--- Start Record set ---
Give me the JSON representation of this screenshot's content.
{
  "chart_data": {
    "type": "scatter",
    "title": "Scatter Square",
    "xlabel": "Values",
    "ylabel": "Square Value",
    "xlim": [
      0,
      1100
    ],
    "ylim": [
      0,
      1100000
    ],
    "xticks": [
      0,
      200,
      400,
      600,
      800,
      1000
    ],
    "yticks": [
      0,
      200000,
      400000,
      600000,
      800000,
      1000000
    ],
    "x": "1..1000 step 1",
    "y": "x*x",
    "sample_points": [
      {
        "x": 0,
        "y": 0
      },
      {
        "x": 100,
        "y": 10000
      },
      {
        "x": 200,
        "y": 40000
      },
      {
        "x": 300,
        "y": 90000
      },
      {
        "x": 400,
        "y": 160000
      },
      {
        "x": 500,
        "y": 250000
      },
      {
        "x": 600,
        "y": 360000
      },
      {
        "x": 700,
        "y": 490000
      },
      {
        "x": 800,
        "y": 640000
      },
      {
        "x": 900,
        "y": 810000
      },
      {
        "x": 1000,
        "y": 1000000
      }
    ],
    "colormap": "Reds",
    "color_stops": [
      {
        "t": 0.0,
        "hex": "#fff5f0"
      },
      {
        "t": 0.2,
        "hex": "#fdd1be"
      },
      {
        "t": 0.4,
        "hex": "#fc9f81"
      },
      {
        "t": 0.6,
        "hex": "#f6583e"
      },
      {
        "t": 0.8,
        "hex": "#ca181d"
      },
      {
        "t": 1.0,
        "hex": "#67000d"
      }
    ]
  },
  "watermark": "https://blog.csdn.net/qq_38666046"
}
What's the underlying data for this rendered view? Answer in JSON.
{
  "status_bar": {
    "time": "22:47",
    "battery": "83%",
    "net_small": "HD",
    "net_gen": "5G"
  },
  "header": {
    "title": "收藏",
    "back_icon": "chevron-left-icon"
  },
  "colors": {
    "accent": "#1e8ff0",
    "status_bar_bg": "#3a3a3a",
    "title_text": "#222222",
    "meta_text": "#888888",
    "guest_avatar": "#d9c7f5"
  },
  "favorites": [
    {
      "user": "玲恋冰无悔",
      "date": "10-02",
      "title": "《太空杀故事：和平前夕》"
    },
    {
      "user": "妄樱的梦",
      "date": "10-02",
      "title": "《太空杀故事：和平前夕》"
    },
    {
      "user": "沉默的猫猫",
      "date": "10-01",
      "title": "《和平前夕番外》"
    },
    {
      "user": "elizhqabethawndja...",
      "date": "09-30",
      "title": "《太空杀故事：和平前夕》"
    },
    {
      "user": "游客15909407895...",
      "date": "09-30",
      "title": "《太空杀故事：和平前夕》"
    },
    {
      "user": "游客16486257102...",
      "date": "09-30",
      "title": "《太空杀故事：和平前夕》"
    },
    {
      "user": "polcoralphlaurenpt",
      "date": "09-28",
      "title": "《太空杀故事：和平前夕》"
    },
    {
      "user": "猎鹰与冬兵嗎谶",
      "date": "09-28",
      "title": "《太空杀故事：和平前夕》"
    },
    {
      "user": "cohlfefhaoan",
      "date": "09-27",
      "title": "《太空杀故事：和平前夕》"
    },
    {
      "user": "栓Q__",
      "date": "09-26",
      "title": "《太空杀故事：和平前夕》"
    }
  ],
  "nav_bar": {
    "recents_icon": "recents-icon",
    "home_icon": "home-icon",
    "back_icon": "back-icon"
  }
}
--- End Record set ---
**What to work on**
Repeat every line of the material exactly as given.

**Written answer**
Give me the JSON representation of this screenshot's content.
{
  "chart_data": {
    "type": "scatter",
    "title": "Scatter Square",
    "xlabel": "Values",
    "ylabel": "Square Value",
    "xlim": [
      0,
      1100
    ],
    "ylim": [
      0,
      1100000
    ],
    "xticks": [
      0,
      200,
      400,
      600,
      800,
      1000
    ],
    "yticks": [
      0,
      200000,
      400000,
      600000,
      800000,
      1000000
    ],
    "x": "1..1000 step 1",
    "y": "x*x",
    "sample_points": [
      {
        "x": 0,
        "y": 0
      },
      {
        "x": 100,
        "y": 10000
      },
      {
        "x": 200,
        "y": 40000
      },
      {
        "x": 300,
        "y": 90000
      },
      {
        "x": 400,
        "y": 160000
      },
      {
        "x": 500,
        "y": 250000
      },
      {
        "x": 600,
        "y": 360000
      },
      {
        "x": 700,
        "y": 490000
      },
      {
        "x": 800,
        "y": 640000
      },
      {
        "x": 900,
        "y": 810000
      },
      {
        "x": 1000,
        "y": 1000000
      }
    ],
    "colormap": "Reds",
    "color_stops": [
      {
        "t": 0.0,
        "hex": "#fff5f0"
      },
      {
        "t": 0.2,
        "hex": "#fdd1be"
      },
      {
        "t": 0.4,
        "hex": "#fc9f81"
      },
      {
        "t": 0.6,
        "hex": "#f6583e"
      },
      {
        "t": 0.8,
        "hex": "#ca181d"
      },
      {
        "t": 1.0,
        "hex": "#67000d"
      }
    ]
  },
  "watermark": "https://blog.csdn.net/qq_38666046"
}
What's the underlying data for this rendered view? Answer in JSON.
{
  "status_bar": {
    "time": "22:47",
    "battery": "83%",
    "net_small": "HD",
    "net_gen": "5G"
  },
  "header": {
    "title": "收藏",
    "back_icon": "chevron-left-icon"
  },
  "colors": {
    "accent": "#1e8ff0",
    "status_bar_bg": "#3a3a3a",
    "title_text": "#222222",
    "meta_text": "#888888",
    "guest_avatar": "#d9c7f5"
  },
  "favorites": [
    {
      "user": "玲恋冰无悔",
      "date": "10-02",
      "title": "《太空杀故事：和平前夕》"
    },
    {
      "user": "妄樱的梦",
      "date": "10-02",
      "title": "《太空杀故事：和平前夕》"
    },
    {
      "user": "沉默的猫猫",
      "date": "10-01",
      "title": "《和平前夕番外》"
    },
    {
      "user": "elizhqabethawndja...",
      "date": "09-30",
      "title": "《太空杀故事：和平前夕》"
    },
    {
      "user": "游客15909407895...",
      "date": "09-30",
      "title": "《太空杀故事：和平前夕》"
    },
    {
      "user": "游客16486257102...",
      "date": "09-30",
      "title": "《太空杀故事：和平前夕》"
    },
    {
      "user": "polcoralphlaurenpt",
      "date": "09-28",
      "title": "《太空杀故事：和平前夕》"
    },
    {
      "user": "猎鹰与冬兵嗎谶",
      "date": "09-28",
      "title": "《太空杀故事：和平前夕》"
    },
    {
      "user": "cohlfefhaoan",
      "date": "09-27",
      "title": "《太空杀故事：和平前夕》"
    },
    {
      "user": "栓Q__",
      "date": "09-26",
      "title": "《太空杀故事：和平前夕》"
    }
  ],
  "nav_bar": {
    "recents_icon": "recents-icon",
    "home_icon": "home-icon",
    "back_icon": "back-icon"
  }
}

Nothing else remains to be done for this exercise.